(Stored data entries)
-*-*-
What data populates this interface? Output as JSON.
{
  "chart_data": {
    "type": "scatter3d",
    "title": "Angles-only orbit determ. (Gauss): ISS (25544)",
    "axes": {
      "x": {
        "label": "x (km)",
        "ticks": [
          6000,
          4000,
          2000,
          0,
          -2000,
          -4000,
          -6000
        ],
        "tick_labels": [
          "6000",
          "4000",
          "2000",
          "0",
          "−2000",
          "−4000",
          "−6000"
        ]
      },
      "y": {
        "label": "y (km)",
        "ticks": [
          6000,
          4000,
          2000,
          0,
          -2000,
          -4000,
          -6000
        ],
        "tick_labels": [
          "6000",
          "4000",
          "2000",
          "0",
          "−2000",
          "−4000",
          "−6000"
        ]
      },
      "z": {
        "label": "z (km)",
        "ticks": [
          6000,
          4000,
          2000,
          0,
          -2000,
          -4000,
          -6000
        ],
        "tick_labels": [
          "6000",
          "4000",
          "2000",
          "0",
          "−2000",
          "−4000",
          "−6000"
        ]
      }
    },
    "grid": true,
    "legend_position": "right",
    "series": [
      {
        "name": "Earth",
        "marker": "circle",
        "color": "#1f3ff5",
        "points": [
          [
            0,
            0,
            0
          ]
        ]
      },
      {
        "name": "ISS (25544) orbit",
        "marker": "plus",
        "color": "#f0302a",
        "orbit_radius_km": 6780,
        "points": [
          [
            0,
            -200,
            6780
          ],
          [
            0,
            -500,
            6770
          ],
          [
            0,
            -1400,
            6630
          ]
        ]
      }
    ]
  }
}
-*-*-
Write down the full listing again, exactly.

Result for this exercise —
What data populates this interface? Output as JSON.
{
  "chart_data": {
    "type": "scatter3d",
    "title": "Angles-only orbit determ. (Gauss): ISS (25544)",
    "axes": {
      "x": {
        "label": "x (km)",
        "ticks": [
          6000,
          4000,
          2000,
          0,
          -2000,
          -4000,
          -6000
        ],
        "tick_labels": [
          "6000",
          "4000",
          "2000",
          "0",
          "−2000",
          "−4000",
          "−6000"
        ]
      },
      "y": {
        "label": "y (km)",
        "ticks": [
          6000,
          4000,
          2000,
          0,
          -2000,
          -4000,
          -6000
        ],
        "tick_labels": [
          "6000",
          "4000",
          "2000",
          "0",
          "−2000",
          "−4000",
          "−6000"
        ]
      },
      "z": {
        "label": "z (km)",
        "ticks": [
          6000,
          4000,
          2000,
          0,
          -2000,
          -4000,
          -6000
        ],
        "tick_labels": [
          "6000",
          "4000",
          "2000",
          "0",
          "−2000",
          "−4000",
          "−6000"
        ]
      }
    },
    "grid": true,
    "legend_position": "right",
    "series": [
      {
        "name": "Earth",
        "marker": "circle",
        "color": "#1f3ff5",
        "points": [
          [
            0,
            0,
            0
          ]
        ]
      },
      {
        "name": "ISS (25544) orbit",
        "marker": "plus",
        "color": "#f0302a",
        "orbit_radius_km": 6780,
        "points": [
          [
            0,
            -200,
            6780
          ],
          [
            0,
            -500,
            6770
          ],
          [
            0,
            -1400,
            6630
          ]
        ]
      }
    ]
  }
}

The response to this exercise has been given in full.